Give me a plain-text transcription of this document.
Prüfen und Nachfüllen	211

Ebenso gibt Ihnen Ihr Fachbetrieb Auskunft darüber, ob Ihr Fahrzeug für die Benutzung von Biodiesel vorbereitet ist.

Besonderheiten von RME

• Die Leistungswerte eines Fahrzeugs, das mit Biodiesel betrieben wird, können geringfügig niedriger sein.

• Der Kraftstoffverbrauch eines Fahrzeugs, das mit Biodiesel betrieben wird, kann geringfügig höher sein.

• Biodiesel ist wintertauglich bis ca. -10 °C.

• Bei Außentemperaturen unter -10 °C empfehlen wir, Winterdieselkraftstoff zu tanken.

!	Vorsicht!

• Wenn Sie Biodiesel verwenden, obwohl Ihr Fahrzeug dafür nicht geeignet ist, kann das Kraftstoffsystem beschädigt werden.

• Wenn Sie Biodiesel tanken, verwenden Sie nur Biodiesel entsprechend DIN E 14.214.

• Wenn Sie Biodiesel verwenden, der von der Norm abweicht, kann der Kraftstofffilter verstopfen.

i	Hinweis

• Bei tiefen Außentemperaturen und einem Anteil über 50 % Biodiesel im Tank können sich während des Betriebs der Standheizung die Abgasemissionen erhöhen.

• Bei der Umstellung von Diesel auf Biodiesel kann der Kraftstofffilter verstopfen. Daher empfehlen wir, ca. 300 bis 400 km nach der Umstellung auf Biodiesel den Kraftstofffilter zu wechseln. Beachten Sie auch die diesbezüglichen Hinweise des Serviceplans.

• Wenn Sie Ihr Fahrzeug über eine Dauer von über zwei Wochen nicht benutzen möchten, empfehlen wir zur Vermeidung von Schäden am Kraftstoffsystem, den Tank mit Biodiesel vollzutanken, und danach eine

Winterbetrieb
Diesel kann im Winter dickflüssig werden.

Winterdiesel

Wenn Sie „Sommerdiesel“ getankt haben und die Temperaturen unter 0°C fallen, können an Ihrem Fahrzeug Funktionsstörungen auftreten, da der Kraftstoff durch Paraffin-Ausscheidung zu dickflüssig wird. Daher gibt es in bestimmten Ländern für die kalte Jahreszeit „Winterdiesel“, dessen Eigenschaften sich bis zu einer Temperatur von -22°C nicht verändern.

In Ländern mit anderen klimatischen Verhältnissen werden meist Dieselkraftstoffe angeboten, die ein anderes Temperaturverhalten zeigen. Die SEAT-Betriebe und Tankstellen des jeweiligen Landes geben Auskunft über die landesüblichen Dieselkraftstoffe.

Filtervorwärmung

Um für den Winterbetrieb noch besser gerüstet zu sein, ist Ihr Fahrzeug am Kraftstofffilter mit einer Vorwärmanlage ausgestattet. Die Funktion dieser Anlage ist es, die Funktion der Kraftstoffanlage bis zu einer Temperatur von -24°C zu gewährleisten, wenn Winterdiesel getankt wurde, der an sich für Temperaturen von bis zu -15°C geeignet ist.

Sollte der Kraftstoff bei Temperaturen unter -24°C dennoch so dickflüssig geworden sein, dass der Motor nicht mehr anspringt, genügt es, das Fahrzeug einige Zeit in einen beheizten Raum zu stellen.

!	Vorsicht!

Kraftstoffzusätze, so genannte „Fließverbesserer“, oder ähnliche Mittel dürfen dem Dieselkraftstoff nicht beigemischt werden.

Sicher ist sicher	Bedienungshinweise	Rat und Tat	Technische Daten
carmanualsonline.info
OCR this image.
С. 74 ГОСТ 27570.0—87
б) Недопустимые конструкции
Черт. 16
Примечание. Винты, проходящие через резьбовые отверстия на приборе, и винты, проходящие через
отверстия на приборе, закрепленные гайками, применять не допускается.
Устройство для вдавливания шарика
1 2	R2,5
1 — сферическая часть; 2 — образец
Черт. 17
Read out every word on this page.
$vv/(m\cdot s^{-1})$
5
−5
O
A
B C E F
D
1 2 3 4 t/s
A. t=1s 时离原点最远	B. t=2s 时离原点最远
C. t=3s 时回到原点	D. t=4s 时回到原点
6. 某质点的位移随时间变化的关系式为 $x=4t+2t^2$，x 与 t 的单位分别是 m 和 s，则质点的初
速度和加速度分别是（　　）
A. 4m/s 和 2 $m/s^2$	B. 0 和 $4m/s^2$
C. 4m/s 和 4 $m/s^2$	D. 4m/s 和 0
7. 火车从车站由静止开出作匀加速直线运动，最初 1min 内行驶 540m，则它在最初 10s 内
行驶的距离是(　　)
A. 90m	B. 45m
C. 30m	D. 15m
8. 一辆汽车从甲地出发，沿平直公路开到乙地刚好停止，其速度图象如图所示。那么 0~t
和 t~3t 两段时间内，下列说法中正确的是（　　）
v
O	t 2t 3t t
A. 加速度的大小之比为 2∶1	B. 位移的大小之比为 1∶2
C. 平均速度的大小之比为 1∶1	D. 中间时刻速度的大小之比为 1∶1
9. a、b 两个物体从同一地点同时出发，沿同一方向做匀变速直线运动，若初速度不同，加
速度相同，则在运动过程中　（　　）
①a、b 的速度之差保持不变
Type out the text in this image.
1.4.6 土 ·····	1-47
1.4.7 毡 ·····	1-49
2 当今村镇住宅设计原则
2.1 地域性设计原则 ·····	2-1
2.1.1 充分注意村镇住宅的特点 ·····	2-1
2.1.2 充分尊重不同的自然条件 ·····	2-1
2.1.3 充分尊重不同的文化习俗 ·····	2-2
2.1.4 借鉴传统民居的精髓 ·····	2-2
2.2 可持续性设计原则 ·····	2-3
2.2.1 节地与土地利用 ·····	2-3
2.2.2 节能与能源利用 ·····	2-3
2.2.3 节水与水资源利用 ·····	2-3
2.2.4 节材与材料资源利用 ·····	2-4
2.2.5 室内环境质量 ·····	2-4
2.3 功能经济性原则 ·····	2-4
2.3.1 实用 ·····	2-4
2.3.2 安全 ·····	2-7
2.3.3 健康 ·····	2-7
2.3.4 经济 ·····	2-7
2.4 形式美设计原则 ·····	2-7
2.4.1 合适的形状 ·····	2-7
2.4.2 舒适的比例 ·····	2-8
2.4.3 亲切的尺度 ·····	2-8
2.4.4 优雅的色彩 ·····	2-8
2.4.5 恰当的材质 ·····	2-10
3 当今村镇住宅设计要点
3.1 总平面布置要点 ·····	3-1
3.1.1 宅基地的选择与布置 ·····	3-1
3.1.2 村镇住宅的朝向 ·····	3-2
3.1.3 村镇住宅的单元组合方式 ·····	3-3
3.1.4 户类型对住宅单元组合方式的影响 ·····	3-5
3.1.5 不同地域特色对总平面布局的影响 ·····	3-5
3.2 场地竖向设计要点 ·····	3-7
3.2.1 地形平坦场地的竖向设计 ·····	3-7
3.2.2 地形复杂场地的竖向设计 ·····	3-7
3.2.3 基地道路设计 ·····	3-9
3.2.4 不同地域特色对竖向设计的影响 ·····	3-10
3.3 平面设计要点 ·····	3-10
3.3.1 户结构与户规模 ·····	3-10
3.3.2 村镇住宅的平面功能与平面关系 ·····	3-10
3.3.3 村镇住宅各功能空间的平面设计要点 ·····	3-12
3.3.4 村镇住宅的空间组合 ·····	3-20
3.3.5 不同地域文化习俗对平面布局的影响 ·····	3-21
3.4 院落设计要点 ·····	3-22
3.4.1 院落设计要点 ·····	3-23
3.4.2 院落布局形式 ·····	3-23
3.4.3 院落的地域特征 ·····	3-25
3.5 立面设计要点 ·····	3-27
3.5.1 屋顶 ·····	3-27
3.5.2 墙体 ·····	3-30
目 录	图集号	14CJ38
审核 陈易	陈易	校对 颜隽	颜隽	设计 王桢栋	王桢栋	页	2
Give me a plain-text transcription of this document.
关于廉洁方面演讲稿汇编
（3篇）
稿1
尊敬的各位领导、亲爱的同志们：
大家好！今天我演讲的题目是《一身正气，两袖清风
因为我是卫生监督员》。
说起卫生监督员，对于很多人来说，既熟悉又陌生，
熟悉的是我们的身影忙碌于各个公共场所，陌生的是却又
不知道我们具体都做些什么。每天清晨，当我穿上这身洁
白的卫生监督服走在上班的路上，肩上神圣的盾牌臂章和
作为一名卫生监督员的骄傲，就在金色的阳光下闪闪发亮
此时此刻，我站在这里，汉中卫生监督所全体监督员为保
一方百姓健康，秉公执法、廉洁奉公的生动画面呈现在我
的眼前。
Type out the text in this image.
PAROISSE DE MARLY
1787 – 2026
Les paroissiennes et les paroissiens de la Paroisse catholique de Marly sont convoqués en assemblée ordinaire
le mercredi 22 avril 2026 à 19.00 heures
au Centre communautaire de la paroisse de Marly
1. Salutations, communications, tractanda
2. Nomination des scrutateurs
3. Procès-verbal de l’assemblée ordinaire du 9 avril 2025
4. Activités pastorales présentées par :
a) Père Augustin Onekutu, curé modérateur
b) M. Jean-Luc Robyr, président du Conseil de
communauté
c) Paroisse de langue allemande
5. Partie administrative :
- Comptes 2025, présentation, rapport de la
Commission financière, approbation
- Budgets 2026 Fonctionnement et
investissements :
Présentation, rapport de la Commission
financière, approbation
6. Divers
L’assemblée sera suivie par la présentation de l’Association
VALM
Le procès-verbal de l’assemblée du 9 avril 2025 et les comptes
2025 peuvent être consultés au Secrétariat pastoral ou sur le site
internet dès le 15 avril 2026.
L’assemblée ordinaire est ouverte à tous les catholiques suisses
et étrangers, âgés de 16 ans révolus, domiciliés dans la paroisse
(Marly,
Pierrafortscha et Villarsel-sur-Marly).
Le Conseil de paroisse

----

**TASK STATEMENT**
Look through the material above. Copy each line where the word "Kraftstoffsystem" appears.

**CORRECT OUTPUT**
• Wenn Sie Biodiesel verwenden, obwohl Ihr Fahrzeug dafür nicht geeignet ist, kann das Kraftstoffsystem beschädigt werden.
• Wenn Sie Ihr Fahrzeug über eine Dauer von über zwei Wochen nicht benutzen möchten, empfehlen wir zur Vermeidung von Schäden am Kraftstoffsystem, den Tank mit Biodiesel vollzutanken, und danach eine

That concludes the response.